** START Entries shown **

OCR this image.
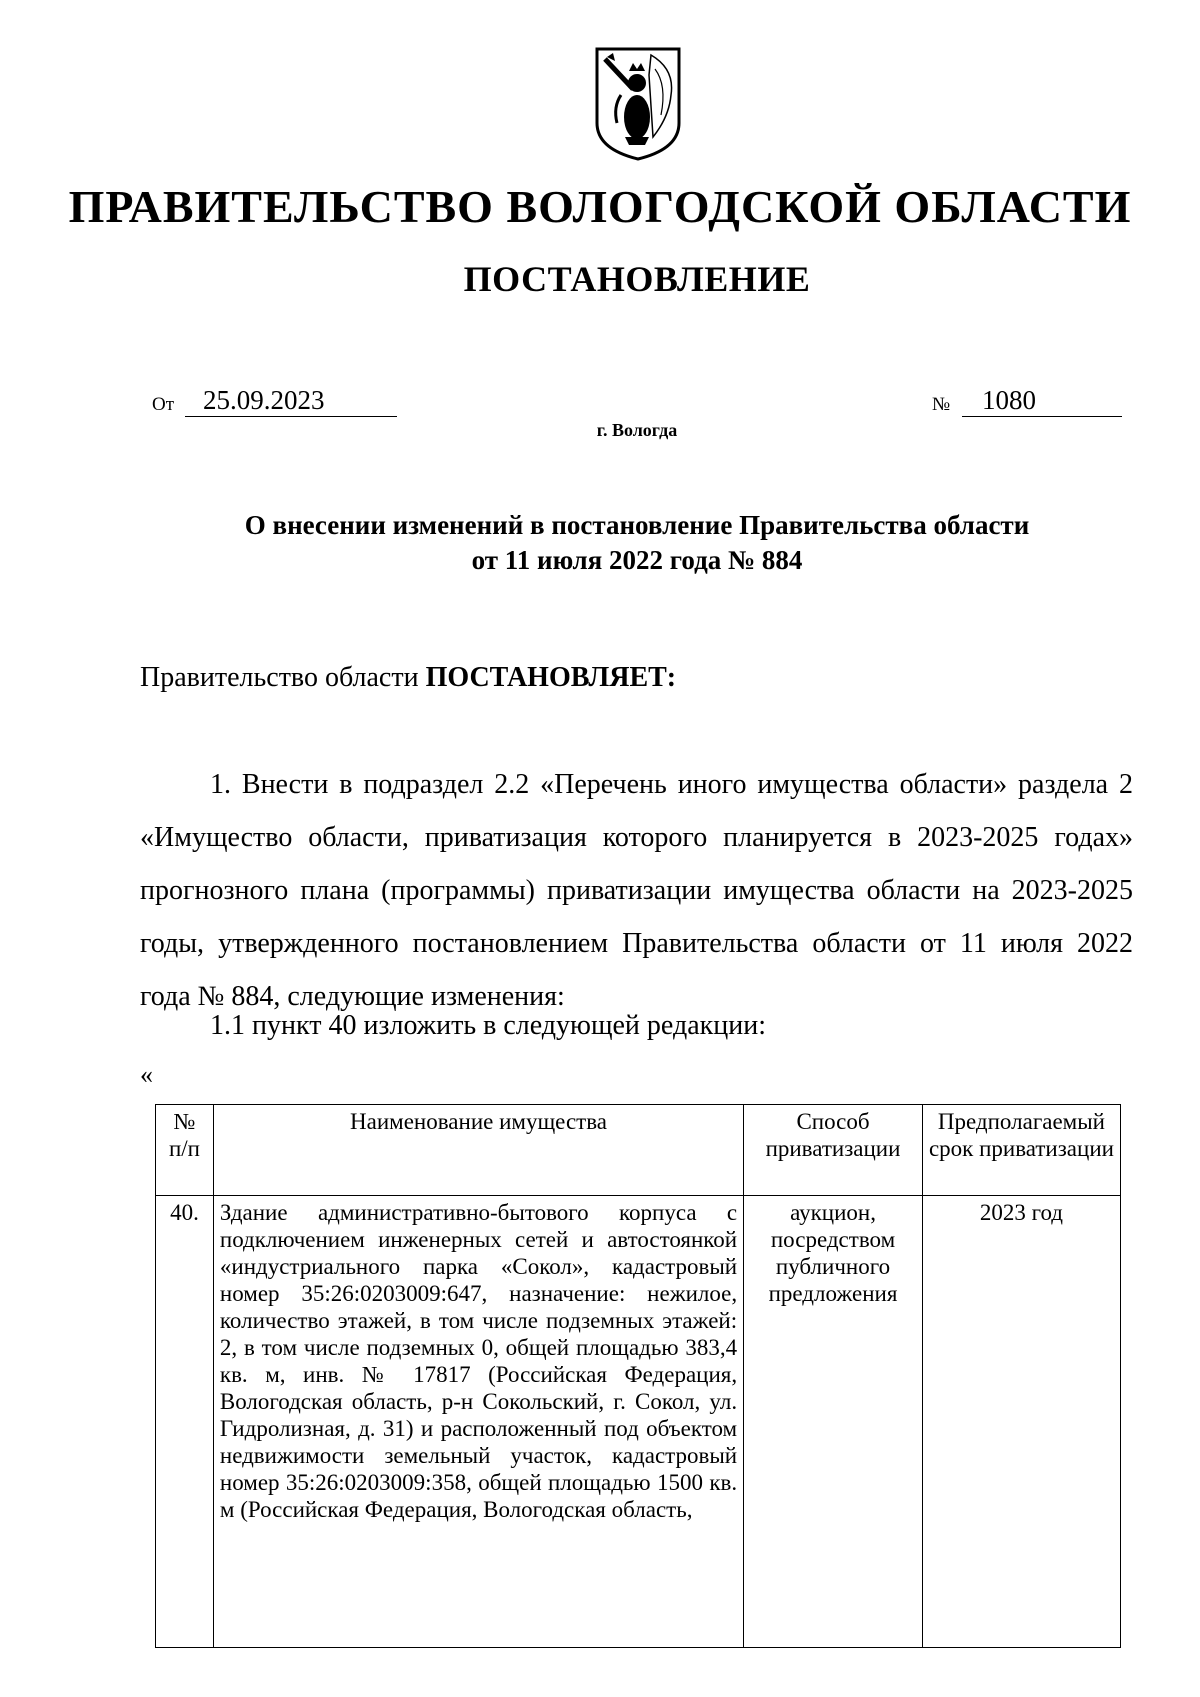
ПРАВИТЕЛЬСТВО ВОЛОГОДСКОЙ ОБЛАСТИ
ПОСТАНОВЛЕНИЕ
От	25.09.2023	№	1080
г. Вологда
О внесении изменений в постановление Правительства области
от 11 июля 2022 года № 884
Правительство области ПОСТАНОВЛЯЕТ:

1. Внести в подраздел 2.2 «Перечень иного имущества области» раздела 2 «Имущество области, приватизация которого планируется в 2023-2025 годах» прогнозного плана (программы) приватизации имущества области на 2023-2025 годы, утвержденного постановлением Правительства области от 11 июля 2022 года № 884, следующие изменения:

1.1 пункт 40 изложить в следующей редакции:
«
№ п/п	Наименование имущества	Способ приватизации	Предполагаемый срок приватизации
40.	Здание административно-бытового корпуса с подключением инженерных сетей и автостоянкой «индустриального парка «Сокол», кадастровый номер 35:26:0203009:647, назначение: нежилое, количество этажей, в том числе подземных этажей: 2, в том числе подземных 0, общей площадью 383,4 кв. м, инв. № 17817 (Российская Федерация, Вологодская область, р-н Сокольский, г. Сокол, ул. Гидролизная, д. 31) и расположенный под объектом недвижимости земельный участок, кадастровый номер 35:26:0203009:358, общей площадью 1500 кв. м (Российская Федерация, Вологодская область,	аукцион, посредством публичного предложения	2023 год
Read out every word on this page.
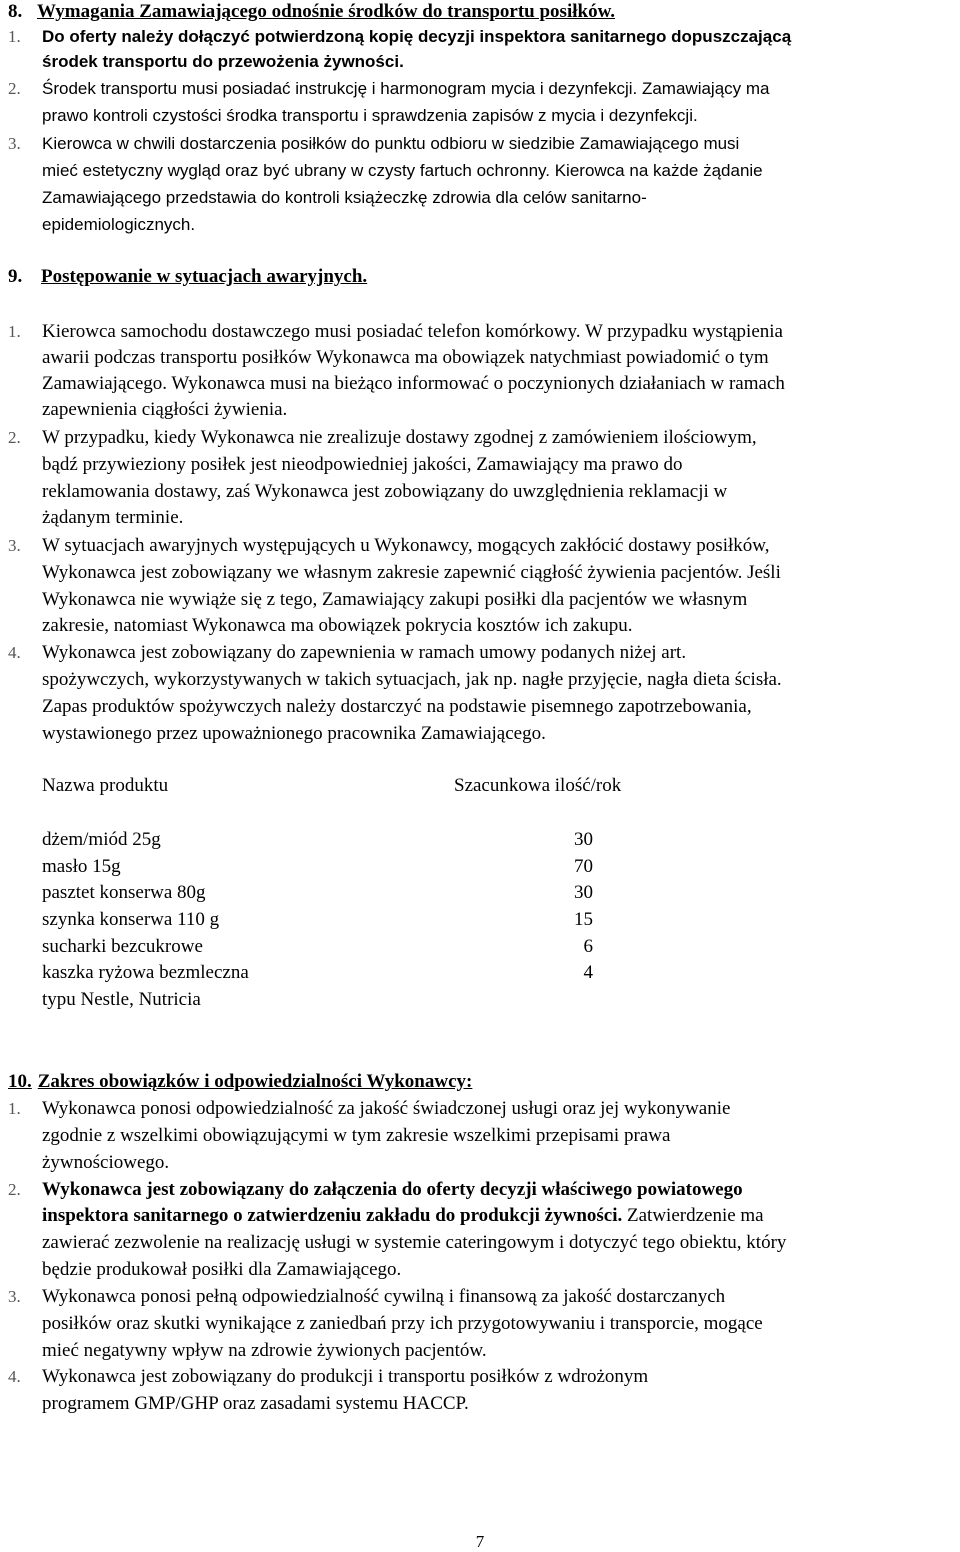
8. Wymagania Zamawiającego odnośnie środków do transportu posiłków.
1. Do oferty należy dołączyć potwierdzoną kopię decyzji inspektora sanitarnego dopuszczającą
środek transportu do przewożenia żywności.
2. Środek transportu musi posiadać instrukcję i harmonogram mycia i dezynfekcji. Zamawiający ma
prawo kontroli czystości środka transportu i sprawdzenia zapisów z mycia i dezynfekcji.
3. Kierowca w chwili dostarczenia posiłków do punktu odbioru w siedzibie Zamawiającego musi
mieć estetyczny wygląd oraz być ubrany w czysty fartuch ochronny. Kierowca na każde żądanie
Zamawiającego przedstawia do kontroli książeczkę zdrowia dla celów sanitarno-
epidemiologicznych.
9. Postępowanie w sytuacjach awaryjnych.
1. Kierowca samochodu dostawczego musi posiadać telefon komórkowy. W przypadku wystąpienia
awarii podczas transportu posiłków Wykonawca ma obowiązek natychmiast powiadomić o tym
Zamawiającego. Wykonawca musi na bieżąco informować o poczynionych działaniach w ramach
zapewnienia ciągłości żywienia.
2. W przypadku, kiedy Wykonawca nie zrealizuje dostawy zgodnej z zamówieniem ilościowym,
bądź przywieziony posiłek jest nieodpowiedniej jakości, Zamawiający ma prawo do
reklamowania dostawy, zaś Wykonawca jest zobowiązany do uwzględnienia reklamacji w
żądanym terminie.
3. W sytuacjach awaryjnych występujących u Wykonawcy, mogących zakłócić dostawy posiłków,
Wykonawca jest zobowiązany we własnym zakresie zapewnić ciągłość żywienia pacjentów. Jeśli
Wykonawca nie wywiąże się z tego, Zamawiający zakupi posiłki dla pacjentów we własnym
zakresie, natomiast Wykonawca ma obowiązek pokrycia kosztów ich zakupu.
4. Wykonawca jest zobowiązany do zapewnienia w ramach umowy podanych niżej art.
spożywczych, wykorzystywanych w takich sytuacjach, jak np. nagłe przyjęcie, nagła dieta ścisła.
Zapas produktów spożywczych należy dostarczyć na podstawie pisemnego zapotrzebowania,
wystawionego przez upoważnionego pracownika Zamawiającego.
Nazwa produktu	Szacunkowa ilość/rok
dżem/miód 25g	30
masło 15g	70
pasztet konserwa 80g	30
szynka konserwa 110 g	15
sucharki bezcukrowe	6
kaszka ryżowa bezmleczna	4
typu Nestle, Nutricia
10. Zakres obowiązków i odpowiedzialności Wykonawcy:
1. Wykonawca ponosi odpowiedzialność za jakość świadczonej usługi oraz jej wykonywanie
zgodnie z wszelkimi obowiązującymi w tym zakresie wszelkimi przepisami prawa
żywnościowego.
2. Wykonawca jest zobowiązany do załączenia do oferty decyzji właściwego powiatowego
inspektora sanitarnego o zatwierdzeniu zakładu do produkcji żywności. Zatwierdzenie ma
zawierać zezwolenie na realizację usługi w systemie cateringowym i dotyczyć tego obiektu, który
będzie produkował posiłki dla Zamawiającego.
3. Wykonawca ponosi pełną odpowiedzialność cywilną i finansową za jakość dostarczanych
posiłków oraz skutki wynikające z zaniedbań przy ich przygotowywaniu i transporcie, mogące
mieć negatywny wpływ na zdrowie żywionych pacjentów.
4. Wykonawca jest zobowiązany do produkcji i transportu posiłków z wdrożonym
programem GMP/GHP oraz zasadami systemu HACCP.
7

** END Entries shown **

Print every entry exactly as written, without the pictures.

OCR this image.
ПРАВИТЕЛЬСТВО ВОЛОГОДСКОЙ ОБЛАСТИ
ПОСТАНОВЛЕНИЕ
От	25.09.2023	№	1080
г. Вологда
О внесении изменений в постановление Правительства области
от 11 июля 2022 года № 884
Правительство области ПОСТАНОВЛЯЕТ:

1. Внести в подраздел 2.2 «Перечень иного имущества области» раздела 2 «Имущество области, приватизация которого планируется в 2023-2025 годах» прогнозного плана (программы) приватизации имущества области на 2023-2025 годы, утвержденного постановлением Правительства области от 11 июля 2022 года № 884, следующие изменения:

1.1 пункт 40 изложить в следующей редакции:
«
№ п/п	Наименование имущества	Способ приватизации	Предполагаемый срок приватизации
40.	Здание административно-бытового корпуса с подключением инженерных сетей и автостоянкой «индустриального парка «Сокол», кадастровый номер 35:26:0203009:647, назначение: нежилое, количество этажей, в том числе подземных этажей: 2, в том числе подземных 0, общей площадью 383,4 кв. м, инв. № 17817 (Российская Федерация, Вологодская область, р-н Сокольский, г. Сокол, ул. Гидролизная, д. 31) и расположенный под объектом недвижимости земельный участок, кадастровый номер 35:26:0203009:358, общей площадью 1500 кв. м (Российская Федерация, Вологодская область,	аукцион, посредством публичного предложения	2023 год
Read out every word on this page.
8. Wymagania Zamawiającego odnośnie środków do transportu posiłków.
1. Do oferty należy dołączyć potwierdzoną kopię decyzji inspektora sanitarnego dopuszczającą
środek transportu do przewożenia żywności.
2. Środek transportu musi posiadać instrukcję i harmonogram mycia i dezynfekcji. Zamawiający ma
prawo kontroli czystości środka transportu i sprawdzenia zapisów z mycia i dezynfekcji.
3. Kierowca w chwili dostarczenia posiłków do punktu odbioru w siedzibie Zamawiającego musi
mieć estetyczny wygląd oraz być ubrany w czysty fartuch ochronny. Kierowca na każde żądanie
Zamawiającego przedstawia do kontroli książeczkę zdrowia dla celów sanitarno-
epidemiologicznych.
9. Postępowanie w sytuacjach awaryjnych.
1. Kierowca samochodu dostawczego musi posiadać telefon komórkowy. W przypadku wystąpienia
awarii podczas transportu posiłków Wykonawca ma obowiązek natychmiast powiadomić o tym
Zamawiającego. Wykonawca musi na bieżąco informować o poczynionych działaniach w ramach
zapewnienia ciągłości żywienia.
2. W przypadku, kiedy Wykonawca nie zrealizuje dostawy zgodnej z zamówieniem ilościowym,
bądź przywieziony posiłek jest nieodpowiedniej jakości, Zamawiający ma prawo do
reklamowania dostawy, zaś Wykonawca jest zobowiązany do uwzględnienia reklamacji w
żądanym terminie.
3. W sytuacjach awaryjnych występujących u Wykonawcy, mogących zakłócić dostawy posiłków,
Wykonawca jest zobowiązany we własnym zakresie zapewnić ciągłość żywienia pacjentów. Jeśli
Wykonawca nie wywiąże się z tego, Zamawiający zakupi posiłki dla pacjentów we własnym
zakresie, natomiast Wykonawca ma obowiązek pokrycia kosztów ich zakupu.
4. Wykonawca jest zobowiązany do zapewnienia w ramach umowy podanych niżej art.
spożywczych, wykorzystywanych w takich sytuacjach, jak np. nagłe przyjęcie, nagła dieta ścisła.
Zapas produktów spożywczych należy dostarczyć na podstawie pisemnego zapotrzebowania,
wystawionego przez upoważnionego pracownika Zamawiającego.
Nazwa produktu	Szacunkowa ilość/rok
dżem/miód 25g	30
masło 15g	70
pasztet konserwa 80g	30
szynka konserwa 110 g	15
sucharki bezcukrowe	6
kaszka ryżowa bezmleczna	4
typu Nestle, Nutricia
10. Zakres obowiązków i odpowiedzialności Wykonawcy:
1. Wykonawca ponosi odpowiedzialność za jakość świadczonej usługi oraz jej wykonywanie
zgodnie z wszelkimi obowiązującymi w tym zakresie wszelkimi przepisami prawa
żywnościowego.
2. Wykonawca jest zobowiązany do załączenia do oferty decyzji właściwego powiatowego
inspektora sanitarnego o zatwierdzeniu zakładu do produkcji żywności. Zatwierdzenie ma
zawierać zezwolenie na realizację usługi w systemie cateringowym i dotyczyć tego obiektu, który
będzie produkował posiłki dla Zamawiającego.
3. Wykonawca ponosi pełną odpowiedzialność cywilną i finansową za jakość dostarczanych
posiłków oraz skutki wynikające z zaniedbań przy ich przygotowywaniu i transporcie, mogące
mieć negatywny wpływ na zdrowie żywionych pacjentów.
4. Wykonawca jest zobowiązany do produkcji i transportu posiłków z wdrożonym
programem GMP/GHP oraz zasadami systemu HACCP.
7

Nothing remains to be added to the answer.